GIVEN REQUEST
Copy the data that follows, character for character, minus the pictures.

····················

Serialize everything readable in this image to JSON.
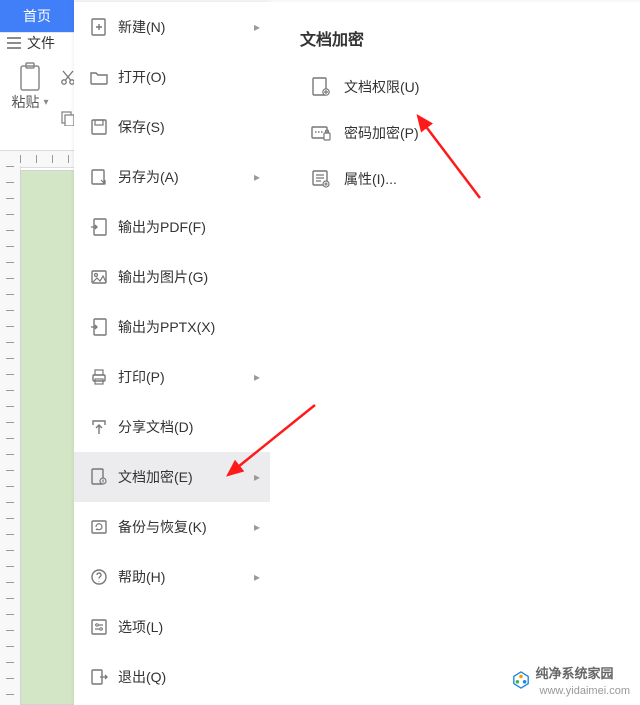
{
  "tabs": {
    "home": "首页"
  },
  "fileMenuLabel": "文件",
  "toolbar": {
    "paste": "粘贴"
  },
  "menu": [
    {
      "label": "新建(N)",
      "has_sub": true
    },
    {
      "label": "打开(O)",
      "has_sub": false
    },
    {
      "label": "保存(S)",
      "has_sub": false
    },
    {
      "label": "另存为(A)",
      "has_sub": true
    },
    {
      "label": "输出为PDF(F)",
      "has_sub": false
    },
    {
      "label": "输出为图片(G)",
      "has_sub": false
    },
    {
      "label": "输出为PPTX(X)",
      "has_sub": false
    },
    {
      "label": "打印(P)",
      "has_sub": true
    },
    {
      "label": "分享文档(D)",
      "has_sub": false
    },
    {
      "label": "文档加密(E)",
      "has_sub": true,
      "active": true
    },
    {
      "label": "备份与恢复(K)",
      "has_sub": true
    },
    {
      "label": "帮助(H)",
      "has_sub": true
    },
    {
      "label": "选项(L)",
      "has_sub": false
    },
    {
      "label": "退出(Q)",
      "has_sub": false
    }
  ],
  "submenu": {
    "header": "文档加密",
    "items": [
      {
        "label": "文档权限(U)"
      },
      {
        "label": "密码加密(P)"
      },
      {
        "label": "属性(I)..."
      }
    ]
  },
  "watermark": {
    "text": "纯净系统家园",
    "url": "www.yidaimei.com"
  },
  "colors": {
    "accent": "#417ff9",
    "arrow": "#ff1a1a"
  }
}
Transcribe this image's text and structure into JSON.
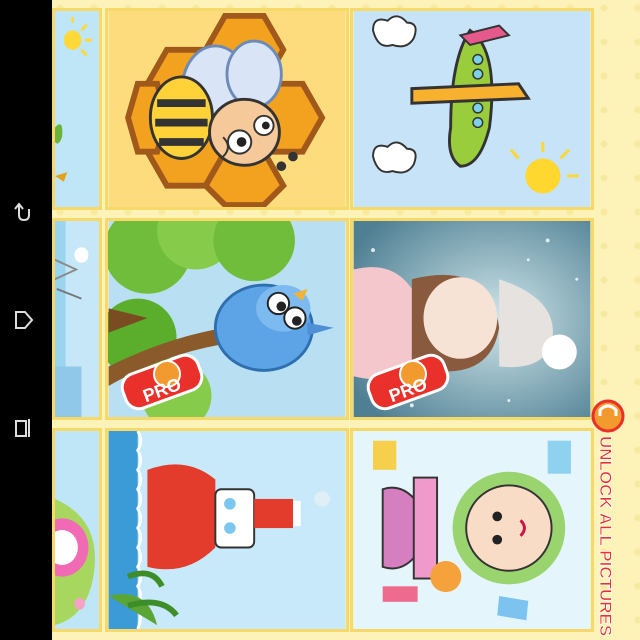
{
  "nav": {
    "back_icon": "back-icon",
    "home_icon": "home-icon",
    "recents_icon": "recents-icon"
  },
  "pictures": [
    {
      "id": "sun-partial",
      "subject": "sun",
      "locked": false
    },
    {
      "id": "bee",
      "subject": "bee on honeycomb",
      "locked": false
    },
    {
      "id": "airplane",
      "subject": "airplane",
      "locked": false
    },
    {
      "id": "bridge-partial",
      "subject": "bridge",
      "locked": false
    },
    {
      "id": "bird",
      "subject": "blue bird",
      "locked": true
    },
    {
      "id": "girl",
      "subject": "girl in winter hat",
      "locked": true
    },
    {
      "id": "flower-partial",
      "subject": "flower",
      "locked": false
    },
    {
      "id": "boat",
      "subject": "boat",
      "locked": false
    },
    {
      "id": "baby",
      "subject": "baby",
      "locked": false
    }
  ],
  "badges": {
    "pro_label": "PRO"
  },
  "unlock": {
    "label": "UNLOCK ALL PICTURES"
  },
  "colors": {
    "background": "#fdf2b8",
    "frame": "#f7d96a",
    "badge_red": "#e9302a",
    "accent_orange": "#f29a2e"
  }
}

····················

ANSWER TO THIS EXERCISE
Serialize everything readable in this image to JSON.
{
  "tabs": {
    "home": "首页"
  },
  "fileMenuLabel": "文件",
  "toolbar": {
    "paste": "粘贴"
  },
  "menu": [
    {
      "label": "新建(N)",
      "has_sub": true
    },
    {
      "label": "打开(O)",
      "has_sub": false
    },
    {
      "label": "保存(S)",
      "has_sub": false
    },
    {
      "label": "另存为(A)",
      "has_sub": true
    },
    {
      "label": "输出为PDF(F)",
      "has_sub": false
    },
    {
      "label": "输出为图片(G)",
      "has_sub": false
    },
    {
      "label": "输出为PPTX(X)",
      "has_sub": false
    },
    {
      "label": "打印(P)",
      "has_sub": true
    },
    {
      "label": "分享文档(D)",
      "has_sub": false
    },
    {
      "label": "文档加密(E)",
      "has_sub": true,
      "active": true
    },
    {
      "label": "备份与恢复(K)",
      "has_sub": true
    },
    {
      "label": "帮助(H)",
      "has_sub": true
    },
    {
      "label": "选项(L)",
      "has_sub": false
    },
    {
      "label": "退出(Q)",
      "has_sub": false
    }
  ],
  "submenu": {
    "header": "文档加密",
    "items": [
      {
        "label": "文档权限(U)"
      },
      {
        "label": "密码加密(P)"
      },
      {
        "label": "属性(I)..."
      }
    ]
  },
  "watermark": {
    "text": "纯净系统家园",
    "url": "www.yidaimei.com"
  },
  "colors": {
    "accent": "#417ff9",
    "arrow": "#ff1a1a"
  }
}
Transcribe this image's text and structure into JSON.
{
  "nav": {
    "back_icon": "back-icon",
    "home_icon": "home-icon",
    "recents_icon": "recents-icon"
  },
  "pictures": [
    {
      "id": "sun-partial",
      "subject": "sun",
      "locked": false
    },
    {
      "id": "bee",
      "subject": "bee on honeycomb",
      "locked": false
    },
    {
      "id": "airplane",
      "subject": "airplane",
      "locked": false
    },
    {
      "id": "bridge-partial",
      "subject": "bridge",
      "locked": false
    },
    {
      "id": "bird",
      "subject": "blue bird",
      "locked": true
    },
    {
      "id": "girl",
      "subject": "girl in winter hat",
      "locked": true
    },
    {
      "id": "flower-partial",
      "subject": "flower",
      "locked": false
    },
    {
      "id": "boat",
      "subject": "boat",
      "locked": false
    },
    {
      "id": "baby",
      "subject": "baby",
      "locked": false
    }
  ],
  "badges": {
    "pro_label": "PRO"
  },
  "unlock": {
    "label": "UNLOCK ALL PICTURES"
  },
  "colors": {
    "background": "#fdf2b8",
    "frame": "#f7d96a",
    "badge_red": "#e9302a",
    "accent_orange": "#f29a2e"
  }
}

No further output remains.